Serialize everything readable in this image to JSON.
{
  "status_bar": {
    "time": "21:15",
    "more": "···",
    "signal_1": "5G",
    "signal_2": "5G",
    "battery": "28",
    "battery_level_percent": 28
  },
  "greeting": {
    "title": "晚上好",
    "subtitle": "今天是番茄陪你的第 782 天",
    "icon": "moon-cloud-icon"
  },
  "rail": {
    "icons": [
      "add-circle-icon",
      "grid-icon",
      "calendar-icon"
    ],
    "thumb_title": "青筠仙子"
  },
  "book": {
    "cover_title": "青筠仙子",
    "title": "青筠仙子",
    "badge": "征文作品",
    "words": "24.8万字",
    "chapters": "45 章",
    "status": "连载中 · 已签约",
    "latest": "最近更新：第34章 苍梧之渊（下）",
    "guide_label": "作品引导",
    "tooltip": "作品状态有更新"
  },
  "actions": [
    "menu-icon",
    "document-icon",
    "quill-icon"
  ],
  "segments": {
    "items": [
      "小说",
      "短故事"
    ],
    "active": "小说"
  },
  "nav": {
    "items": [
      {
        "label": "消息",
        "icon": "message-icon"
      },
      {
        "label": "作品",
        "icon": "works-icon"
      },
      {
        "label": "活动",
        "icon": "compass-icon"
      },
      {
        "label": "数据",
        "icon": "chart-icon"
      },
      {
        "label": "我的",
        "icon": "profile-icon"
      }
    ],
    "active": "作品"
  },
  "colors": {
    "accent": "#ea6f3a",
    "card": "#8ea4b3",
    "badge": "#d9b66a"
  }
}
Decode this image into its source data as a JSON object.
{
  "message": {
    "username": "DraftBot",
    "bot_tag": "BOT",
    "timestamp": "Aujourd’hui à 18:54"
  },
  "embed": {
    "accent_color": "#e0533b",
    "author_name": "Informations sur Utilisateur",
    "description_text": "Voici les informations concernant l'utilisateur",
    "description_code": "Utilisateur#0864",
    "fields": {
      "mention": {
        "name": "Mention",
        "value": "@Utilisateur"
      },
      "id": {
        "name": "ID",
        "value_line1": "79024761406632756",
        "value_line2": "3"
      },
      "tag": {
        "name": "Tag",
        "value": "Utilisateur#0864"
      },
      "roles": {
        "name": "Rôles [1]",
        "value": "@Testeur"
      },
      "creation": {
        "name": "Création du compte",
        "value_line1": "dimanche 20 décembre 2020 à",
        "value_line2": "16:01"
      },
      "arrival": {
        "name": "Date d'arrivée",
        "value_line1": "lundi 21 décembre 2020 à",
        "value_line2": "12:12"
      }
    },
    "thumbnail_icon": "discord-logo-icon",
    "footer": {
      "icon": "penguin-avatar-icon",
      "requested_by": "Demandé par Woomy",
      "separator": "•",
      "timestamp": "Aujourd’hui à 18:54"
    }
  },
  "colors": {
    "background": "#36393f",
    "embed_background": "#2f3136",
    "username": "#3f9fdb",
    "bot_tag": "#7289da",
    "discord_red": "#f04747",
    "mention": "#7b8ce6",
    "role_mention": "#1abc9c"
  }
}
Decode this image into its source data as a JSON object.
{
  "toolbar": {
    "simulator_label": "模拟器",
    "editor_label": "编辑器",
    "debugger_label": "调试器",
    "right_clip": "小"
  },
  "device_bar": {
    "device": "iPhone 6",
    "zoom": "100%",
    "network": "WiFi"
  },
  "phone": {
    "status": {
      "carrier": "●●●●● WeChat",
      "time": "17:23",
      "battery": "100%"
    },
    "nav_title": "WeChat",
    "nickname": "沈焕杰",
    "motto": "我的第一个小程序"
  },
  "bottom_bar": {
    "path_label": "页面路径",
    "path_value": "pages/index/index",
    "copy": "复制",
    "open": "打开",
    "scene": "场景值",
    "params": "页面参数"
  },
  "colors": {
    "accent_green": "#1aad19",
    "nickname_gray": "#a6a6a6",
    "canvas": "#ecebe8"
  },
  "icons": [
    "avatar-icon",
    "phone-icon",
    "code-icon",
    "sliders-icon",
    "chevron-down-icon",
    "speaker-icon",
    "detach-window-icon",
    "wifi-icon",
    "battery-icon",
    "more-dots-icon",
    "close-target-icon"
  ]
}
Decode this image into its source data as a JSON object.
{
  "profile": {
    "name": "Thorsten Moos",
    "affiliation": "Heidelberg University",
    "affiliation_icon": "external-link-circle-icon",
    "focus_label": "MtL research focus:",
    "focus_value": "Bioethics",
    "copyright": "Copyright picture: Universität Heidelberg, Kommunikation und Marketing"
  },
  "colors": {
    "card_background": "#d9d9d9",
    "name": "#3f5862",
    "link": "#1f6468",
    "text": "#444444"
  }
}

——

**PROMPT**
Show every line from the entries above in which "青筠仙子" appears.

**RESULT FOR THIS EXERCISE**
    "thumb_title": "青筠仙子"
    "cover_title": "青筠仙子",
    "title": "青筠仙子",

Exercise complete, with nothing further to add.